-- start RAW DATA --

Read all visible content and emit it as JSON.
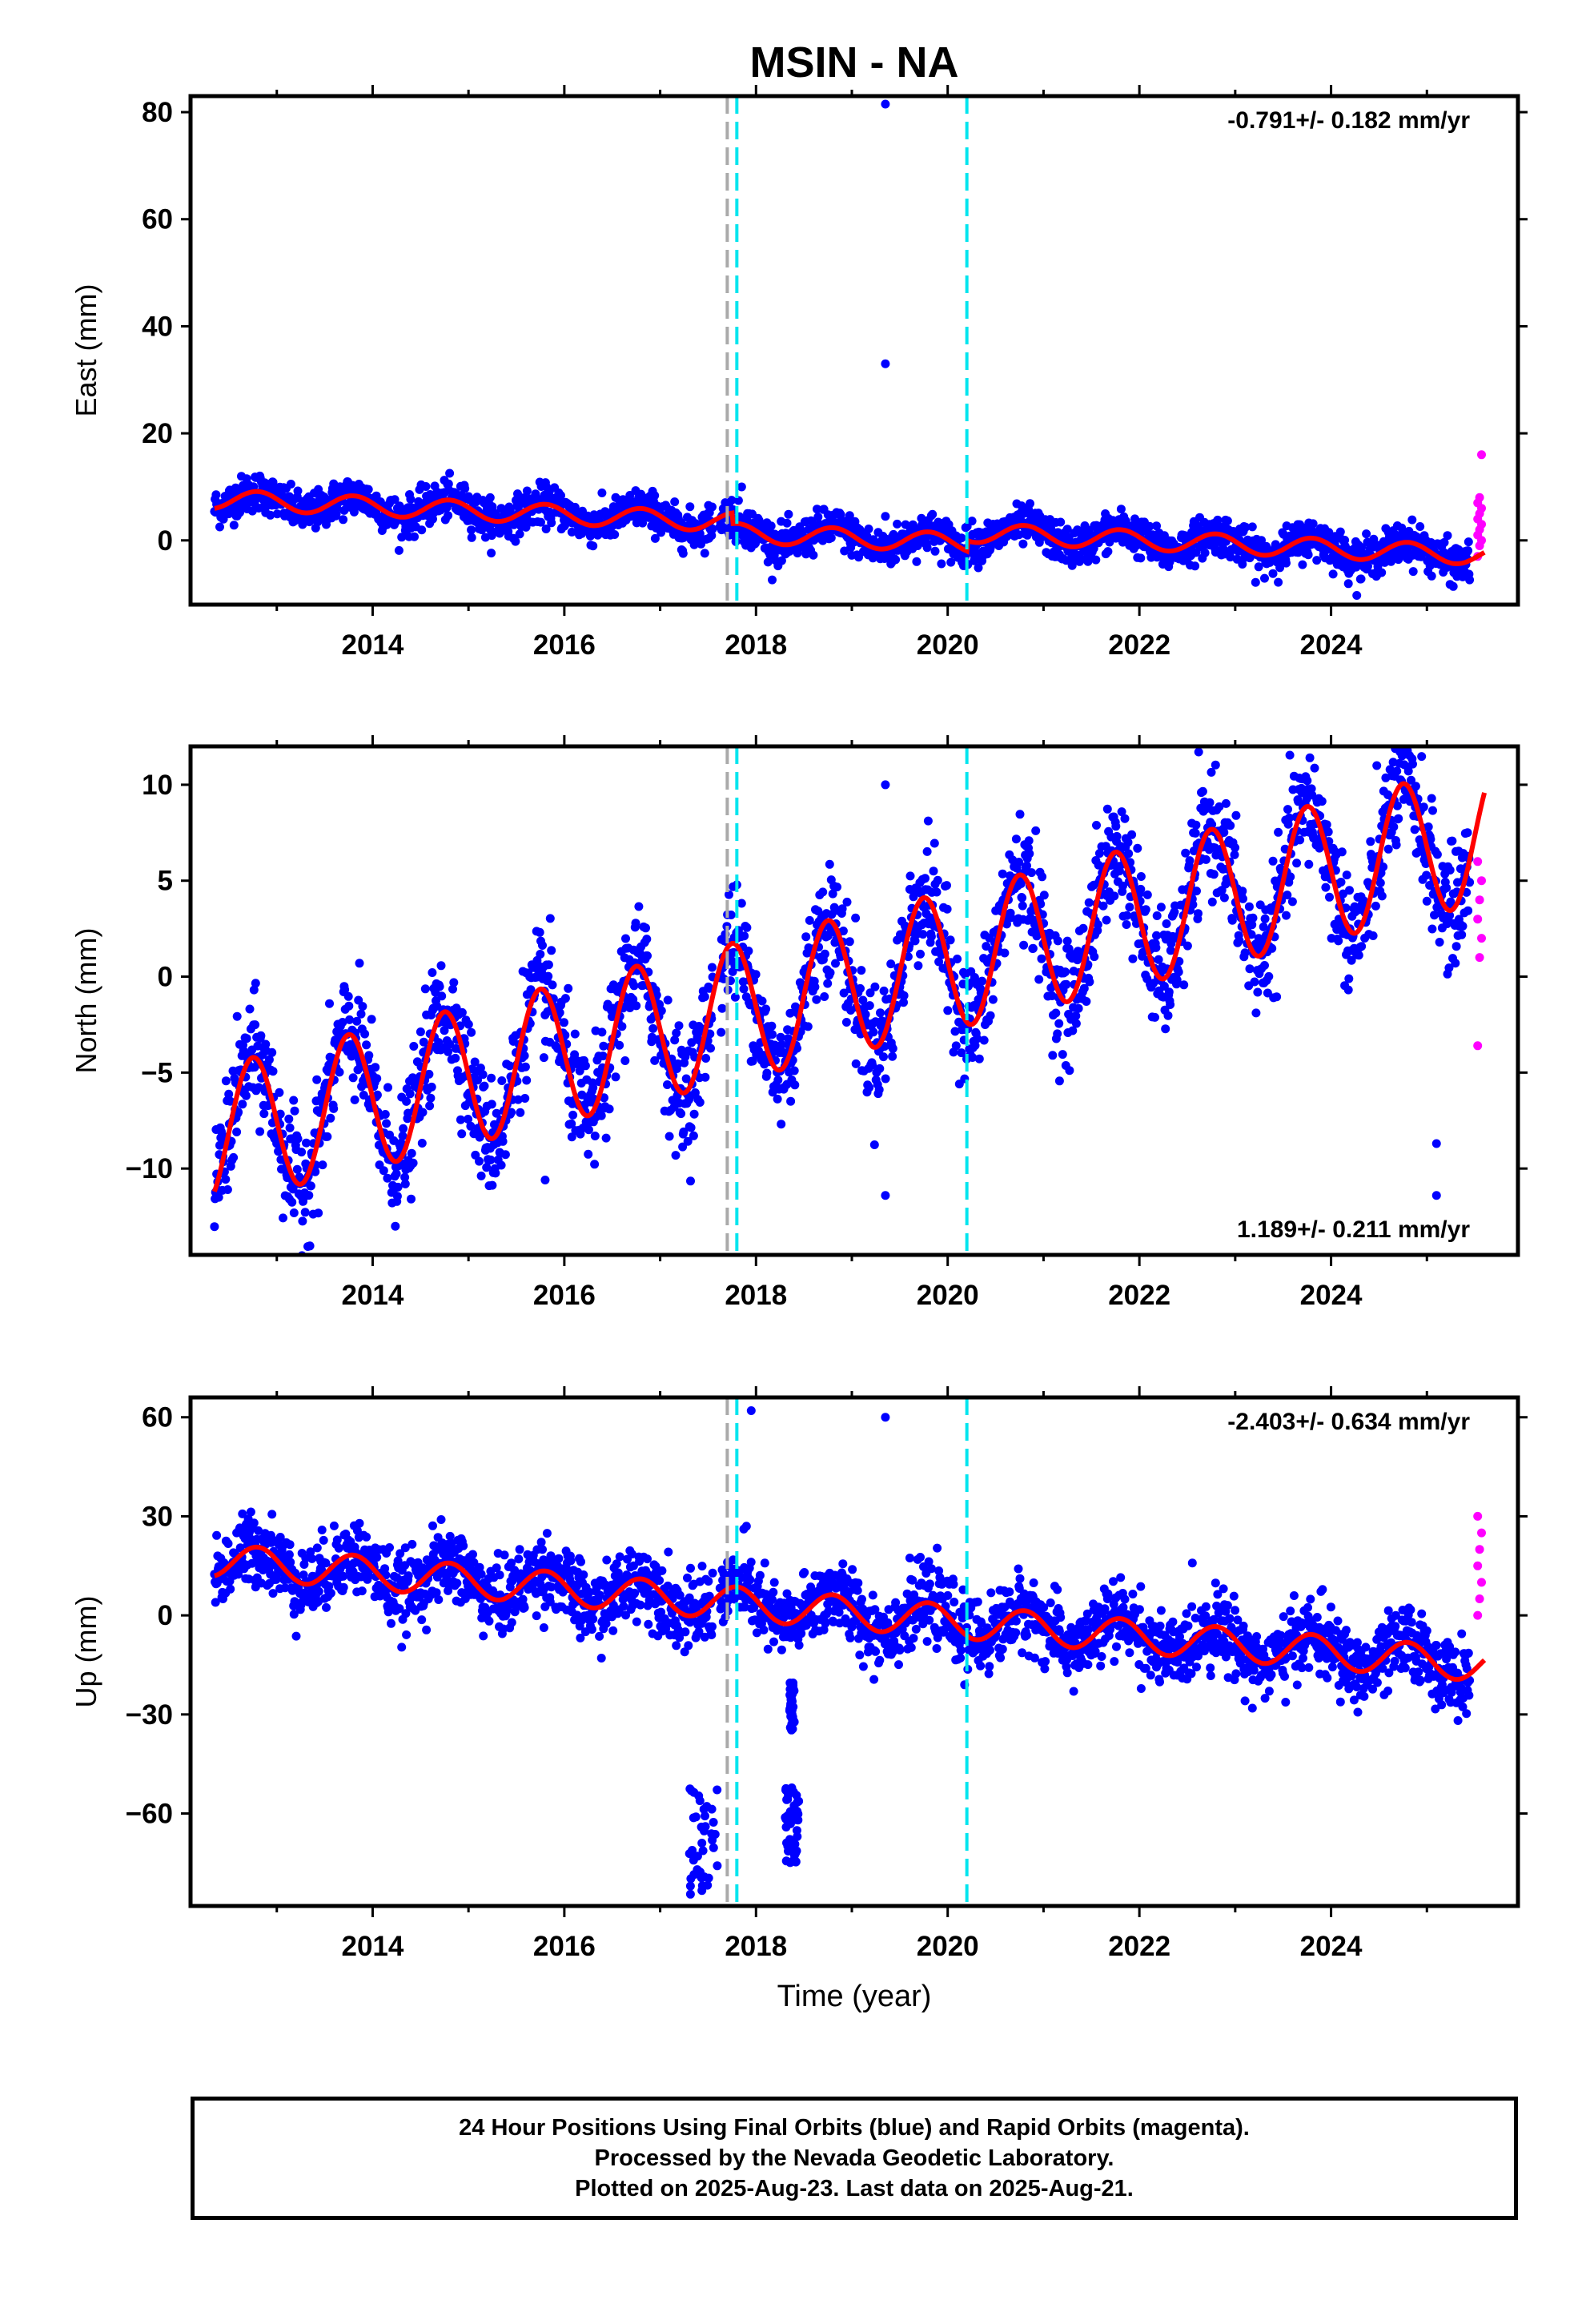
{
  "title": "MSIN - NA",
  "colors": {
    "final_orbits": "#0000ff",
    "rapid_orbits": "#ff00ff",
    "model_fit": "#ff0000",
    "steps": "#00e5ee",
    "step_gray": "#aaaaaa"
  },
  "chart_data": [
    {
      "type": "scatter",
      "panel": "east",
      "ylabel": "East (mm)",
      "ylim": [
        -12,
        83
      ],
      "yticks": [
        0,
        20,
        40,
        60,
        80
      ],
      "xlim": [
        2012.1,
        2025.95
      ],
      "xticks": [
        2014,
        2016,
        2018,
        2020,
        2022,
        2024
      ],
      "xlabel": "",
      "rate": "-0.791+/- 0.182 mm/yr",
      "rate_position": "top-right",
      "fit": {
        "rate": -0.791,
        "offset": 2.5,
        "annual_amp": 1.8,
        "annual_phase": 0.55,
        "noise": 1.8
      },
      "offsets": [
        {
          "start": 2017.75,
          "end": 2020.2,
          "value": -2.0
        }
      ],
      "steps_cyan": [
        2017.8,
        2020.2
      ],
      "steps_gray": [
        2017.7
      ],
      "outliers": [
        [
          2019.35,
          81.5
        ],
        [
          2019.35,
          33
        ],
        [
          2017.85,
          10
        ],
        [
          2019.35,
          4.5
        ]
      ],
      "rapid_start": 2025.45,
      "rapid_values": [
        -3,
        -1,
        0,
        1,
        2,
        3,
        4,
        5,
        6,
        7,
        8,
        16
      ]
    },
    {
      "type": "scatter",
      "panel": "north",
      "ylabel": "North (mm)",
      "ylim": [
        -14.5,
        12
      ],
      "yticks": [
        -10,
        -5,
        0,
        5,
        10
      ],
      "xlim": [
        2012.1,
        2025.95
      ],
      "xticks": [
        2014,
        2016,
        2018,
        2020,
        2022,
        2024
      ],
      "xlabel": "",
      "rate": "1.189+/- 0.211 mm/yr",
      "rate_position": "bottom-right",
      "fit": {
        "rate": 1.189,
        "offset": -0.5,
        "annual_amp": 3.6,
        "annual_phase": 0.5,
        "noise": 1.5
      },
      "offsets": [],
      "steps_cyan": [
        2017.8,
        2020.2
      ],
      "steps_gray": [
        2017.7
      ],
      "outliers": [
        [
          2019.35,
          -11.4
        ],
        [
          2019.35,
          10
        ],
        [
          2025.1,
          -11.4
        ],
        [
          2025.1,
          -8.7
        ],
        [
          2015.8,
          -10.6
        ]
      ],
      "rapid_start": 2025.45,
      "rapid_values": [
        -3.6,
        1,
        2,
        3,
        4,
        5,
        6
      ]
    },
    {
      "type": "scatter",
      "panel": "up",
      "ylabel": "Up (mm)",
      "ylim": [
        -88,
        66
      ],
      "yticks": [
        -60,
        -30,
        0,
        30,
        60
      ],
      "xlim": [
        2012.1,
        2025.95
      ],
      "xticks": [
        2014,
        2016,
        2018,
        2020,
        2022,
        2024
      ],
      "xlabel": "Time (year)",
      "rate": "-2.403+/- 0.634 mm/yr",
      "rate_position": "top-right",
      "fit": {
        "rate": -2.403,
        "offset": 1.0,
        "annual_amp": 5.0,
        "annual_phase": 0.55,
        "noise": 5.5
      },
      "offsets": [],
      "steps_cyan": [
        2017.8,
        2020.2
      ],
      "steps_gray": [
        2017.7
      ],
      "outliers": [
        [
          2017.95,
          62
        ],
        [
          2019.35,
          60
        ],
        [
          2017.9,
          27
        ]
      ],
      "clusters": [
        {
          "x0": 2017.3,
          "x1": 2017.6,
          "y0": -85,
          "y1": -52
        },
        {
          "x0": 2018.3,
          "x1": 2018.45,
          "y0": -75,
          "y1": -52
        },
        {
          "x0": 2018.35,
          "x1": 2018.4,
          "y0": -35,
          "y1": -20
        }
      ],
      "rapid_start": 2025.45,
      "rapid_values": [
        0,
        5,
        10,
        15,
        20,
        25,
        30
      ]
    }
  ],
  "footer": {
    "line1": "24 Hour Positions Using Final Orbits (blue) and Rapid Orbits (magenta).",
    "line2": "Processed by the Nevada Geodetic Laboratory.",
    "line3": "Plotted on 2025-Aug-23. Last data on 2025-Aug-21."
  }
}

-- end RAW DATA --

### YOUR INSTRUCTIONS
List each line of the records that holds the string "ylabel".

### COMPLETE OUTPUT
      "ylabel": "East (mm)",
      "ylabel": "North (mm)",
      "ylabel": "Up (mm)",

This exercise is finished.